INSTRUCTIONS FOR THE TASK
Where the data below has the string "subtitle", return the whole line.

ENTRIES PROVIDED
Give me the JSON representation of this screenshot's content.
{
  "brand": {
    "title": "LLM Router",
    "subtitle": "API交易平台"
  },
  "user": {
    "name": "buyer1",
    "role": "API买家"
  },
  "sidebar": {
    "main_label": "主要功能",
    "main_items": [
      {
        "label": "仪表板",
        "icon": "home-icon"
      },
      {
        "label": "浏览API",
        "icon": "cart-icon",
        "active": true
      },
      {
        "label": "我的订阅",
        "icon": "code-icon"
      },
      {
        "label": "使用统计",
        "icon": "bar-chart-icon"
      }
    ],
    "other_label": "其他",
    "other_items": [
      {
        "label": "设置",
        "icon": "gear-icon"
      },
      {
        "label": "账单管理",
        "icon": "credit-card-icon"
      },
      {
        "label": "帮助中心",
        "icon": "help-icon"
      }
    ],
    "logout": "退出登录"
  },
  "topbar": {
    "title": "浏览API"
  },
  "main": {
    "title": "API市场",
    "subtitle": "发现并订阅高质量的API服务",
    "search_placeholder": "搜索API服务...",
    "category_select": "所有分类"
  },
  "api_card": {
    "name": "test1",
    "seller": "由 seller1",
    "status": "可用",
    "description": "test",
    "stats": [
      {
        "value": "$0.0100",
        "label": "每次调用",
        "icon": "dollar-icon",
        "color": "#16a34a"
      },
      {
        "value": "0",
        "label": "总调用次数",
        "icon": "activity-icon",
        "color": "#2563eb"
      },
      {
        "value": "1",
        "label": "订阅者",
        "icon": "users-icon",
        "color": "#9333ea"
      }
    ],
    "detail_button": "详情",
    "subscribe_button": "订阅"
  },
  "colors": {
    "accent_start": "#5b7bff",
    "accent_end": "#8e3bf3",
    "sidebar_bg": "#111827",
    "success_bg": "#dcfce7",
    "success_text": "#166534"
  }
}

WORKED SOLUTION
    "subtitle": "API交易平台"
    "subtitle": "发现并订阅高质量的API服务",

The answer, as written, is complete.